Copy down every line where the string "color" shows up.

##### Source material

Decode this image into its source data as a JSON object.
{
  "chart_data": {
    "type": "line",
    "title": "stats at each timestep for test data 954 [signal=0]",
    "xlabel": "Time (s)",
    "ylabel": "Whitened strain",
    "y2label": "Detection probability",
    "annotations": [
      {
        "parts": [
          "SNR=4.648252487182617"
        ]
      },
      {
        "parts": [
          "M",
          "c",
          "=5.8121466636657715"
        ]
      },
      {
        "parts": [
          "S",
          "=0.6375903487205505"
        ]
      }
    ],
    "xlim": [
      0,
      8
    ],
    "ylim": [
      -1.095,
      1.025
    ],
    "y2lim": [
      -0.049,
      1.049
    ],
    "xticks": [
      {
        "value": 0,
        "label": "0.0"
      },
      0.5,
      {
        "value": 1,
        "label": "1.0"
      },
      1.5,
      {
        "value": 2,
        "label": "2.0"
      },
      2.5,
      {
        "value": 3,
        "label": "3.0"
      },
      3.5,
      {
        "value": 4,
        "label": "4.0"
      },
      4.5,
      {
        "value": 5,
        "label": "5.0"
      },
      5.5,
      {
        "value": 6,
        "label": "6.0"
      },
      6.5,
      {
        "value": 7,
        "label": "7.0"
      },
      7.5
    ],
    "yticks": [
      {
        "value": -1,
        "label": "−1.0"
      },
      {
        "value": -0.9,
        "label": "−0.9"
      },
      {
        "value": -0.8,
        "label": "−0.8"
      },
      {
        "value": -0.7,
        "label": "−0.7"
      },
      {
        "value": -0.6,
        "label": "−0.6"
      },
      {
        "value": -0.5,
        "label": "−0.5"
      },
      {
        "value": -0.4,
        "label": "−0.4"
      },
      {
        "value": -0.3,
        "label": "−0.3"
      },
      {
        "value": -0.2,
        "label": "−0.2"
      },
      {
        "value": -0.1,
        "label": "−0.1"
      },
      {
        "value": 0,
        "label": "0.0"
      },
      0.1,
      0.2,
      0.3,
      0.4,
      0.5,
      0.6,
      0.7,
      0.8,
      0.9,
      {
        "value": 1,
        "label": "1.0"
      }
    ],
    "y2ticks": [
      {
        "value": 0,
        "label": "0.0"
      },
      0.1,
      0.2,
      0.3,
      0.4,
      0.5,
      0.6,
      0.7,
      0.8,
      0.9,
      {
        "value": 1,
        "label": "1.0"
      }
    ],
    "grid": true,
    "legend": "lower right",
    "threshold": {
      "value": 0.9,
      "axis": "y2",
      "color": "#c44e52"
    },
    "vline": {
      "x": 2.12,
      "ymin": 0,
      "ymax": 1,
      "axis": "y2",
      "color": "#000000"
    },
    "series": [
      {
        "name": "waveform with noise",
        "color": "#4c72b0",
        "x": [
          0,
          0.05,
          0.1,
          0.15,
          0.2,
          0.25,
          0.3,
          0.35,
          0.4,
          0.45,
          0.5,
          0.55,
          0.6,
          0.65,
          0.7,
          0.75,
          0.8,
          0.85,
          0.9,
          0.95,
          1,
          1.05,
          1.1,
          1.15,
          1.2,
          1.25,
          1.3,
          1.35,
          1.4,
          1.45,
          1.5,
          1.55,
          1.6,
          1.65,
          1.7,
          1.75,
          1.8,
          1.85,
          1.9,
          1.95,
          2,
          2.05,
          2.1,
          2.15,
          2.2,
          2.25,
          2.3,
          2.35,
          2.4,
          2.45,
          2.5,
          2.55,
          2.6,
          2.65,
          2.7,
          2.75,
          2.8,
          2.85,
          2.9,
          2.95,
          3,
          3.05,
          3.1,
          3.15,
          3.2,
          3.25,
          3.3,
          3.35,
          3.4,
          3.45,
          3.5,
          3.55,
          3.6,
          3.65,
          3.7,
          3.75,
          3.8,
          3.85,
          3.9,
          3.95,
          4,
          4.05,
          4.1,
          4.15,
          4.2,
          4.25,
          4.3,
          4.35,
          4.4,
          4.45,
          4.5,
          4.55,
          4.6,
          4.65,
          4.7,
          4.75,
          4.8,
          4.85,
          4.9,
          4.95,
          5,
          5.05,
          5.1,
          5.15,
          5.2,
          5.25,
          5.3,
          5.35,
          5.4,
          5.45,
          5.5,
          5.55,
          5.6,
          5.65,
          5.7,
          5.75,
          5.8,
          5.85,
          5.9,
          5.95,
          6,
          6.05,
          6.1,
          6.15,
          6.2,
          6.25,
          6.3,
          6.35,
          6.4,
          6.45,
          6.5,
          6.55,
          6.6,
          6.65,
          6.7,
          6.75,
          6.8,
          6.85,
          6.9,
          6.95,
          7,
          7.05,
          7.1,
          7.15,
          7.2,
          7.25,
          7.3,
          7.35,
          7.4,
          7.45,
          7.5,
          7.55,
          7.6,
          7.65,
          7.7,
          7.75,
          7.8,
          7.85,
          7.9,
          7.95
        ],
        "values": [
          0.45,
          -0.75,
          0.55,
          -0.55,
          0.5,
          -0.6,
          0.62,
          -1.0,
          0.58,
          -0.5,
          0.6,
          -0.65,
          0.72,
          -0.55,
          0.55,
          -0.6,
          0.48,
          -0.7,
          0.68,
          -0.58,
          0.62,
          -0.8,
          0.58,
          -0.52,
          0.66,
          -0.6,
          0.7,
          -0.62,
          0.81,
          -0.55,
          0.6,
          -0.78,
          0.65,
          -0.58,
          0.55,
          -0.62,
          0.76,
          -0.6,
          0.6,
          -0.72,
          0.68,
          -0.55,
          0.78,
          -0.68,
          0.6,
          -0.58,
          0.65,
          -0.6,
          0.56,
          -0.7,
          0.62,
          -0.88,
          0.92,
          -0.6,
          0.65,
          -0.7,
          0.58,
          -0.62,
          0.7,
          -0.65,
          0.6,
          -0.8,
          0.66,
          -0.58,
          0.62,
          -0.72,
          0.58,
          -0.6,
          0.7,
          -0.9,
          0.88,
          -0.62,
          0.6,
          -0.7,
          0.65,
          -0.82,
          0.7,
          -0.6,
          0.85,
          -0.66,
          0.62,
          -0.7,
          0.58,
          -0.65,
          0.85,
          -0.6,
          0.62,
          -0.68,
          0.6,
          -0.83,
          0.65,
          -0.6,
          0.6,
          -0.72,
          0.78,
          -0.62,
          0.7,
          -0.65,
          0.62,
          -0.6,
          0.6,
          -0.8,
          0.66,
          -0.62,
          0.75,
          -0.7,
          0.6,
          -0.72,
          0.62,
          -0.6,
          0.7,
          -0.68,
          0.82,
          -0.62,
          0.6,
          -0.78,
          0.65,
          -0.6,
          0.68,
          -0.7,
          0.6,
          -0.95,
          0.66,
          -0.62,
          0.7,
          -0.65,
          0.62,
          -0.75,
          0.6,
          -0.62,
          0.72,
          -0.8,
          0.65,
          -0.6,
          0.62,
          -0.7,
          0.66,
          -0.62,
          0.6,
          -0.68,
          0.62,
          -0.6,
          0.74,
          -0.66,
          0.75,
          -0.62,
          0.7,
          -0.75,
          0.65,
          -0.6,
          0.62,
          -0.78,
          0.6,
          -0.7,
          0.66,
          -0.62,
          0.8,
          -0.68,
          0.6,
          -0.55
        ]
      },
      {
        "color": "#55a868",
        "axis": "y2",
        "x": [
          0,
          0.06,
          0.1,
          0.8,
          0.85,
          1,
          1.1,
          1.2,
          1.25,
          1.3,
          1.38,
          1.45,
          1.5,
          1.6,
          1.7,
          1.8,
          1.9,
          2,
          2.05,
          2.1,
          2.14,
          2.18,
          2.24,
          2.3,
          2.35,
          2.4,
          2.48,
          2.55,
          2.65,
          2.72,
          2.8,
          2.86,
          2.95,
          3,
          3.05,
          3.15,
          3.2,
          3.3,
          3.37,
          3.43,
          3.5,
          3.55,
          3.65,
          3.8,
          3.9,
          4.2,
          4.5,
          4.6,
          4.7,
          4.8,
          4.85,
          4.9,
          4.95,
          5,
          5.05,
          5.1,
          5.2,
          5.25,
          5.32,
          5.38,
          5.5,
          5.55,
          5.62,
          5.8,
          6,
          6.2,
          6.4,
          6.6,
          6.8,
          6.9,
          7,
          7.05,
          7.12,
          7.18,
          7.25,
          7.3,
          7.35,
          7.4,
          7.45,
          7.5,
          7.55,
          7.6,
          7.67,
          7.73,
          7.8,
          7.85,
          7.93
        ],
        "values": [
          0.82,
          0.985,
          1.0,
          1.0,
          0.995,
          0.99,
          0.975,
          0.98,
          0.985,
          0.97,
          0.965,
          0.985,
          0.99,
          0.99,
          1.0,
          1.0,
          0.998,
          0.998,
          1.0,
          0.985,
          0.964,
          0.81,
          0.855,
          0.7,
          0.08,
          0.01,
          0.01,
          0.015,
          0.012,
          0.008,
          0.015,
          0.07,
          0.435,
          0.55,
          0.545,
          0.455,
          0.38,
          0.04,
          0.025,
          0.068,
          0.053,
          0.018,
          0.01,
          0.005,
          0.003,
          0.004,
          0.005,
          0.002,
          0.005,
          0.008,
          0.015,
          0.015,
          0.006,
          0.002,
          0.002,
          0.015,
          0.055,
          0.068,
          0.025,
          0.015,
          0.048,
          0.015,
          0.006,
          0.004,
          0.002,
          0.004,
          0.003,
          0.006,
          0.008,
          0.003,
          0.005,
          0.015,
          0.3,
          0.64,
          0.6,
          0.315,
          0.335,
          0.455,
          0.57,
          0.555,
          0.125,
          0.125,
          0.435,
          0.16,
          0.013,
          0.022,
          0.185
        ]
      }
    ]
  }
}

##########

- **Solved problem**:
      "color": "#c44e52"
      "color": "#000000"
        "color": "#4c72b0",
        "color": "#55a868",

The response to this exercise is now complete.